# Start of Data shown

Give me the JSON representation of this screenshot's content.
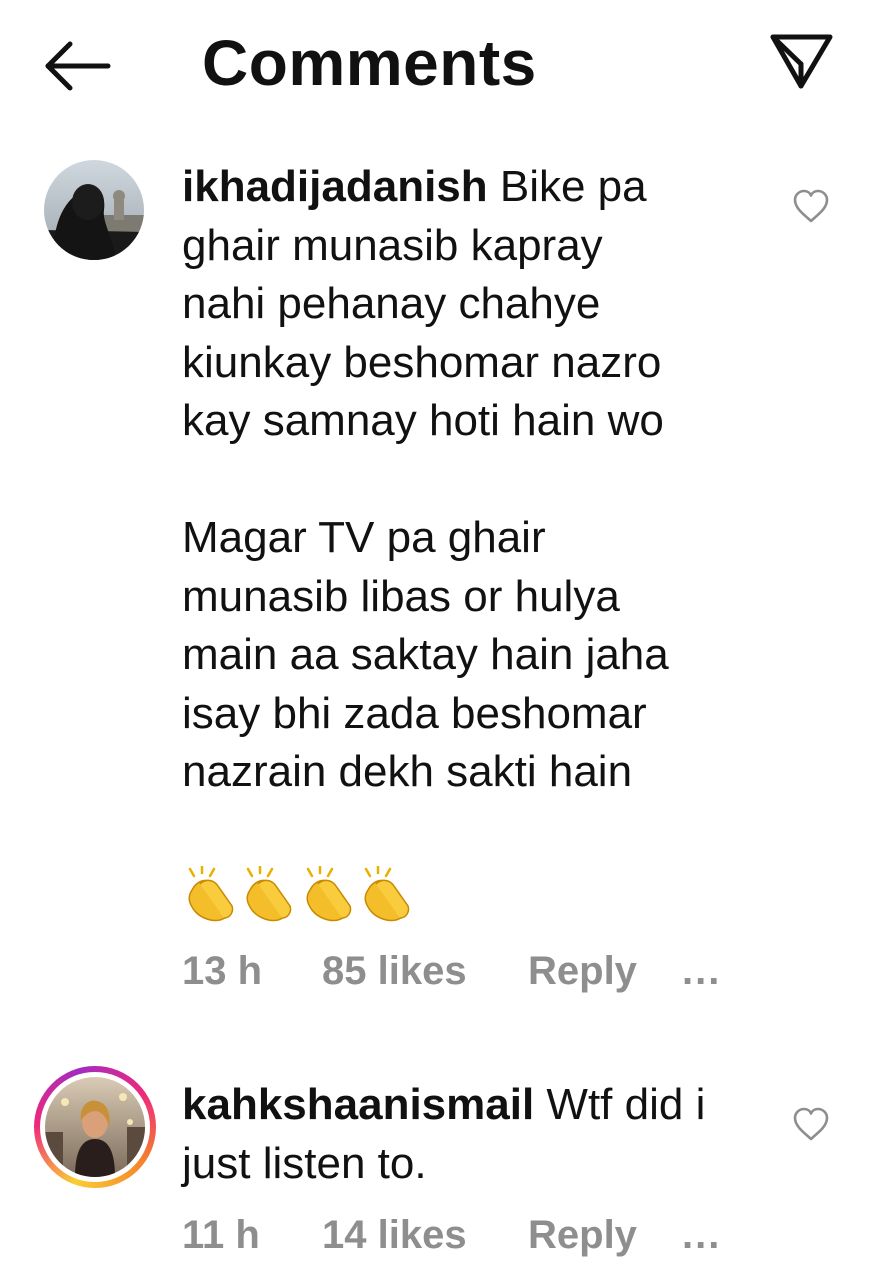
{
  "header": {
    "title": "Comments"
  },
  "comments": [
    {
      "username": "ikhadijadanish",
      "text": " Bike pa\nghair munasib kapray\nnahi pehanay chahye\nkiunkay beshomar nazro\nkay samnay hoti hain wo\n\nMagar TV pa ghair\nmunasib libas or hulya\nmain aa saktay hain jaha\nisay bhi zada beshomar\nnazrain dekh sakti hain",
      "emoji": "👏👏👏👏",
      "time": "13 h",
      "likes": "85 likes",
      "reply": "Reply",
      "more": "..."
    },
    {
      "username": "kahkshaanismail",
      "text": " Wtf did i\njust listen to.",
      "time": "11 h",
      "likes": "14 likes",
      "reply": "Reply",
      "more": "..."
    }
  ],
  "icons": {
    "back": "arrow-left-icon",
    "send": "paper-plane-icon",
    "like": "heart-outline-icon",
    "clap": "clapping-hands-icon"
  },
  "colors": {
    "meta_text": "#8e8e8e",
    "story_ring": "#ee2a7b"
  }
}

# End of Data shown

- **Your goal**:
Say, as a single number and nothing more, how many lines of the entries contain the word "username".

- **Expected output**:
2